▸ **GIVEN EXERCISE**: Each entry has to be copied exactly, with nothing missed.

▸ **RECORD LIST**:
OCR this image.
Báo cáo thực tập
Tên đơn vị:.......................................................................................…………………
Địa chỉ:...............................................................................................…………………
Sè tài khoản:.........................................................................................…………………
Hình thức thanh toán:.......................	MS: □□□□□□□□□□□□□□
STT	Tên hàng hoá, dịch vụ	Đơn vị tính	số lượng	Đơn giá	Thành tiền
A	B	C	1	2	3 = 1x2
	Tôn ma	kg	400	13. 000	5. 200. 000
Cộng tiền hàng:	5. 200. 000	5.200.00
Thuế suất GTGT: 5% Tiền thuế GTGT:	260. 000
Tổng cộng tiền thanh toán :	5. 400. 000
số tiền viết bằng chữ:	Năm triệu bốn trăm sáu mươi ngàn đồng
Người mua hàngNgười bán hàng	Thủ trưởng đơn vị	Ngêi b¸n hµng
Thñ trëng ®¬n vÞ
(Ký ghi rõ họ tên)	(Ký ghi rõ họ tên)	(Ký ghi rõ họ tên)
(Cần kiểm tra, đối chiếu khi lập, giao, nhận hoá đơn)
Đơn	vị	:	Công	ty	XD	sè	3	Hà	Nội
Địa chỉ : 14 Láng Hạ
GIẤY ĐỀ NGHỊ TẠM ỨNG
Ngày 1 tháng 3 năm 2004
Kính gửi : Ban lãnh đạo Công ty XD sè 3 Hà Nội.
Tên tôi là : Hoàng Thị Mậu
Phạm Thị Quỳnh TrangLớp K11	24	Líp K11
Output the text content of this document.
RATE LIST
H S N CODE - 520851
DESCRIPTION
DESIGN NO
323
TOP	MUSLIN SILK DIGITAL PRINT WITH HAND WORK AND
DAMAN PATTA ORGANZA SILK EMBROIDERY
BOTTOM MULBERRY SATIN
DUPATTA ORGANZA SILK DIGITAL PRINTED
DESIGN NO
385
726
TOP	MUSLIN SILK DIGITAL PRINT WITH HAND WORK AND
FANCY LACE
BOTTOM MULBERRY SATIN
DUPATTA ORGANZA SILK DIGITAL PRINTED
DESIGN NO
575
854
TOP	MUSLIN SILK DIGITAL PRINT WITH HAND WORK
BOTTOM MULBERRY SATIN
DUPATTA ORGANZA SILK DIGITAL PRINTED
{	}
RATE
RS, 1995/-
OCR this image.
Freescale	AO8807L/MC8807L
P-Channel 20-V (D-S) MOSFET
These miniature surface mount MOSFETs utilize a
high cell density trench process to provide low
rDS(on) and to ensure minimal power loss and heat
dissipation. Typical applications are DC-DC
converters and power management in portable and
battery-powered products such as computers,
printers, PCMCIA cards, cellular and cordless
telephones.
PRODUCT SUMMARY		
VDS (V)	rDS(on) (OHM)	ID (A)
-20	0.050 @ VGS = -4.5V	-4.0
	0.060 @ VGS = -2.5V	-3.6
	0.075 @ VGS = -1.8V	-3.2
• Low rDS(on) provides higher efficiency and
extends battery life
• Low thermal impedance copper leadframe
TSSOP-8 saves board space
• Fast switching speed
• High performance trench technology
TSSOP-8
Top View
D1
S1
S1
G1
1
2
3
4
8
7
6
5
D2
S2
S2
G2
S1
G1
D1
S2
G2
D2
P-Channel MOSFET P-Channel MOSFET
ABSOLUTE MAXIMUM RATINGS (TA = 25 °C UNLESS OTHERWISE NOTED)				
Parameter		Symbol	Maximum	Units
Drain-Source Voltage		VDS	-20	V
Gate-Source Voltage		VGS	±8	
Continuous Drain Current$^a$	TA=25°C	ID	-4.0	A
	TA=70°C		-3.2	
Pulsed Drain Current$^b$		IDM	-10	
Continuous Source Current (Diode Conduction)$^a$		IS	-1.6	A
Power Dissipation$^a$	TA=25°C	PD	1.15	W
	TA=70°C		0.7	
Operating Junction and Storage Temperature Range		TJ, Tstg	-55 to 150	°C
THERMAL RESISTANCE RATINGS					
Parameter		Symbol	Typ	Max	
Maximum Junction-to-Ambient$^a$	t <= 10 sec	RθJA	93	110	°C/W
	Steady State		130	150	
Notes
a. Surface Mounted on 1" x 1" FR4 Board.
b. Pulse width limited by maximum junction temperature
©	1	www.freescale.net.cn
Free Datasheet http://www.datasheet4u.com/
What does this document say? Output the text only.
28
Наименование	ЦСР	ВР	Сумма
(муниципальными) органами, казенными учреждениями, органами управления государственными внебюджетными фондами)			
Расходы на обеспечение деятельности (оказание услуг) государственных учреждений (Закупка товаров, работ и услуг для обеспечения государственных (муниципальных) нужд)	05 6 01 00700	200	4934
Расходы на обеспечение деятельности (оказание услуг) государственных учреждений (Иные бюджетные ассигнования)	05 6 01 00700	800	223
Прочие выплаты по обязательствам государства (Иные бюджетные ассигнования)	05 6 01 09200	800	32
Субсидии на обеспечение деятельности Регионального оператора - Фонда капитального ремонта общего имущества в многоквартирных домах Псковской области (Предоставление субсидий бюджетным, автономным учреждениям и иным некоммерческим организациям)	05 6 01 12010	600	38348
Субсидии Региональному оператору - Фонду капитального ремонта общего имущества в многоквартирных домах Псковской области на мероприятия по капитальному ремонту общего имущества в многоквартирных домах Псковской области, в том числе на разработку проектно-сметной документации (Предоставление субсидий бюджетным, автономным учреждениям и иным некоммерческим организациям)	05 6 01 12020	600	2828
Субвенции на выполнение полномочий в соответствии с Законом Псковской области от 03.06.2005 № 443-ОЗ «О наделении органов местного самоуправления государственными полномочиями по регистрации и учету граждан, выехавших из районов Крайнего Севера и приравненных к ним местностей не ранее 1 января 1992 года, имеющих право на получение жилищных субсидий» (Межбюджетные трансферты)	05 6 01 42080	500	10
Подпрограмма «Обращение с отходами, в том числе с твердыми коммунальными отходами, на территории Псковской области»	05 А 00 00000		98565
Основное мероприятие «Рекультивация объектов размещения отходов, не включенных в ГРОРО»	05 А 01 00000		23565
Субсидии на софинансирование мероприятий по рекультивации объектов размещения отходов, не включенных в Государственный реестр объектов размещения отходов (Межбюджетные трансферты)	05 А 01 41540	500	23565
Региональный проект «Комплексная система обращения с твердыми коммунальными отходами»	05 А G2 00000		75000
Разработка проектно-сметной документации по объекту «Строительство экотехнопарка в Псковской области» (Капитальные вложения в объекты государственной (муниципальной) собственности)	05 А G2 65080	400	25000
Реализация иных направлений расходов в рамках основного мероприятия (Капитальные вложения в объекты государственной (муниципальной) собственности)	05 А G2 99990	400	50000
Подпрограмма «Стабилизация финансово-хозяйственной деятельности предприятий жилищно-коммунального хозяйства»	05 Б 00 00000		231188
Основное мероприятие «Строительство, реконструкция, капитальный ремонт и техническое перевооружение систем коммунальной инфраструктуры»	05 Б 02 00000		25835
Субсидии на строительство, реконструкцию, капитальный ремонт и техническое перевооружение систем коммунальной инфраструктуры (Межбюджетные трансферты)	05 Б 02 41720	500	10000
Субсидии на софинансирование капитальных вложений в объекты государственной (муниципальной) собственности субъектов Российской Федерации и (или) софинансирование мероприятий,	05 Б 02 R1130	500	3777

▸ **FINAL RESULT**:
OCR this image.
Báo cáo thực tập
Tên đơn vị:.......................................................................................…………………
Địa chỉ:...............................................................................................…………………
Sè tài khoản:.........................................................................................…………………
Hình thức thanh toán:.......................	MS: □□□□□□□□□□□□□□
STT	Tên hàng hoá, dịch vụ	Đơn vị tính	số lượng	Đơn giá	Thành tiền
A	B	C	1	2	3 = 1x2
	Tôn ma	kg	400	13. 000	5. 200. 000
Cộng tiền hàng:	5. 200. 000	5.200.00
Thuế suất GTGT: 5% Tiền thuế GTGT:	260. 000
Tổng cộng tiền thanh toán :	5. 400. 000
số tiền viết bằng chữ:	Năm triệu bốn trăm sáu mươi ngàn đồng
Người mua hàngNgười bán hàng	Thủ trưởng đơn vị	Ngêi b¸n hµng
Thñ trëng ®¬n vÞ
(Ký ghi rõ họ tên)	(Ký ghi rõ họ tên)	(Ký ghi rõ họ tên)
(Cần kiểm tra, đối chiếu khi lập, giao, nhận hoá đơn)
Đơn	vị	:	Công	ty	XD	sè	3	Hà	Nội
Địa chỉ : 14 Láng Hạ
GIẤY ĐỀ NGHỊ TẠM ỨNG
Ngày 1 tháng 3 năm 2004
Kính gửi : Ban lãnh đạo Công ty XD sè 3 Hà Nội.
Tên tôi là : Hoàng Thị Mậu
Phạm Thị Quỳnh TrangLớp K11	24	Líp K11
Output the text content of this document.
RATE LIST
H S N CODE - 520851
DESCRIPTION
DESIGN NO
323
TOP	MUSLIN SILK DIGITAL PRINT WITH HAND WORK AND
DAMAN PATTA ORGANZA SILK EMBROIDERY
BOTTOM MULBERRY SATIN
DUPATTA ORGANZA SILK DIGITAL PRINTED
DESIGN NO
385
726
TOP	MUSLIN SILK DIGITAL PRINT WITH HAND WORK AND
FANCY LACE
BOTTOM MULBERRY SATIN
DUPATTA ORGANZA SILK DIGITAL PRINTED
DESIGN NO
575
854
TOP	MUSLIN SILK DIGITAL PRINT WITH HAND WORK
BOTTOM MULBERRY SATIN
DUPATTA ORGANZA SILK DIGITAL PRINTED
{	}
RATE
RS, 1995/-
OCR this image.
Freescale	AO8807L/MC8807L
P-Channel 20-V (D-S) MOSFET
These miniature surface mount MOSFETs utilize a
high cell density trench process to provide low
rDS(on) and to ensure minimal power loss and heat
dissipation. Typical applications are DC-DC
converters and power management in portable and
battery-powered products such as computers,
printers, PCMCIA cards, cellular and cordless
telephones.
PRODUCT SUMMARY		
VDS (V)	rDS(on) (OHM)	ID (A)
-20	0.050 @ VGS = -4.5V	-4.0
	0.060 @ VGS = -2.5V	-3.6
	0.075 @ VGS = -1.8V	-3.2
• Low rDS(on) provides higher efficiency and
extends battery life
• Low thermal impedance copper leadframe
TSSOP-8 saves board space
• Fast switching speed
• High performance trench technology
TSSOP-8
Top View
D1
S1
S1
G1
1
2
3
4
8
7
6
5
D2
S2
S2
G2
S1
G1
D1
S2
G2
D2
P-Channel MOSFET P-Channel MOSFET
ABSOLUTE MAXIMUM RATINGS (TA = 25 °C UNLESS OTHERWISE NOTED)				
Parameter		Symbol	Maximum	Units
Drain-Source Voltage		VDS	-20	V
Gate-Source Voltage		VGS	±8	
Continuous Drain Current$^a$	TA=25°C	ID	-4.0	A
	TA=70°C		-3.2	
Pulsed Drain Current$^b$		IDM	-10	
Continuous Source Current (Diode Conduction)$^a$		IS	-1.6	A
Power Dissipation$^a$	TA=25°C	PD	1.15	W
	TA=70°C		0.7	
Operating Junction and Storage Temperature Range		TJ, Tstg	-55 to 150	°C
THERMAL RESISTANCE RATINGS					
Parameter		Symbol	Typ	Max	
Maximum Junction-to-Ambient$^a$	t <= 10 sec	RθJA	93	110	°C/W
	Steady State		130	150	
Notes
a. Surface Mounted on 1" x 1" FR4 Board.
b. Pulse width limited by maximum junction temperature
©	1	www.freescale.net.cn
Free Datasheet http://www.datasheet4u.com/
What does this document say? Output the text only.
28
Наименование	ЦСР	ВР	Сумма
(муниципальными) органами, казенными учреждениями, органами управления государственными внебюджетными фондами)			
Расходы на обеспечение деятельности (оказание услуг) государственных учреждений (Закупка товаров, работ и услуг для обеспечения государственных (муниципальных) нужд)	05 6 01 00700	200	4934
Расходы на обеспечение деятельности (оказание услуг) государственных учреждений (Иные бюджетные ассигнования)	05 6 01 00700	800	223
Прочие выплаты по обязательствам государства (Иные бюджетные ассигнования)	05 6 01 09200	800	32
Субсидии на обеспечение деятельности Регионального оператора - Фонда капитального ремонта общего имущества в многоквартирных домах Псковской области (Предоставление субсидий бюджетным, автономным учреждениям и иным некоммерческим организациям)	05 6 01 12010	600	38348
Субсидии Региональному оператору - Фонду капитального ремонта общего имущества в многоквартирных домах Псковской области на мероприятия по капитальному ремонту общего имущества в многоквартирных домах Псковской области, в том числе на разработку проектно-сметной документации (Предоставление субсидий бюджетным, автономным учреждениям и иным некоммерческим организациям)	05 6 01 12020	600	2828
Субвенции на выполнение полномочий в соответствии с Законом Псковской области от 03.06.2005 № 443-ОЗ «О наделении органов местного самоуправления государственными полномочиями по регистрации и учету граждан, выехавших из районов Крайнего Севера и приравненных к ним местностей не ранее 1 января 1992 года, имеющих право на получение жилищных субсидий» (Межбюджетные трансферты)	05 6 01 42080	500	10
Подпрограмма «Обращение с отходами, в том числе с твердыми коммунальными отходами, на территории Псковской области»	05 А 00 00000		98565
Основное мероприятие «Рекультивация объектов размещения отходов, не включенных в ГРОРО»	05 А 01 00000		23565
Субсидии на софинансирование мероприятий по рекультивации объектов размещения отходов, не включенных в Государственный реестр объектов размещения отходов (Межбюджетные трансферты)	05 А 01 41540	500	23565
Региональный проект «Комплексная система обращения с твердыми коммунальными отходами»	05 А G2 00000		75000
Разработка проектно-сметной документации по объекту «Строительство экотехнопарка в Псковской области» (Капитальные вложения в объекты государственной (муниципальной) собственности)	05 А G2 65080	400	25000
Реализация иных направлений расходов в рамках основного мероприятия (Капитальные вложения в объекты государственной (муниципальной) собственности)	05 А G2 99990	400	50000
Подпрограмма «Стабилизация финансово-хозяйственной деятельности предприятий жилищно-коммунального хозяйства»	05 Б 00 00000		231188
Основное мероприятие «Строительство, реконструкция, капитальный ремонт и техническое перевооружение систем коммунальной инфраструктуры»	05 Б 02 00000		25835
Субсидии на строительство, реконструкцию, капитальный ремонт и техническое перевооружение систем коммунальной инфраструктуры (Межбюджетные трансферты)	05 Б 02 41720	500	10000
Субсидии на софинансирование капитальных вложений в объекты государственной (муниципальной) собственности субъектов Российской Федерации и (или) софинансирование мероприятий,	05 Б 02 R1130	500	3777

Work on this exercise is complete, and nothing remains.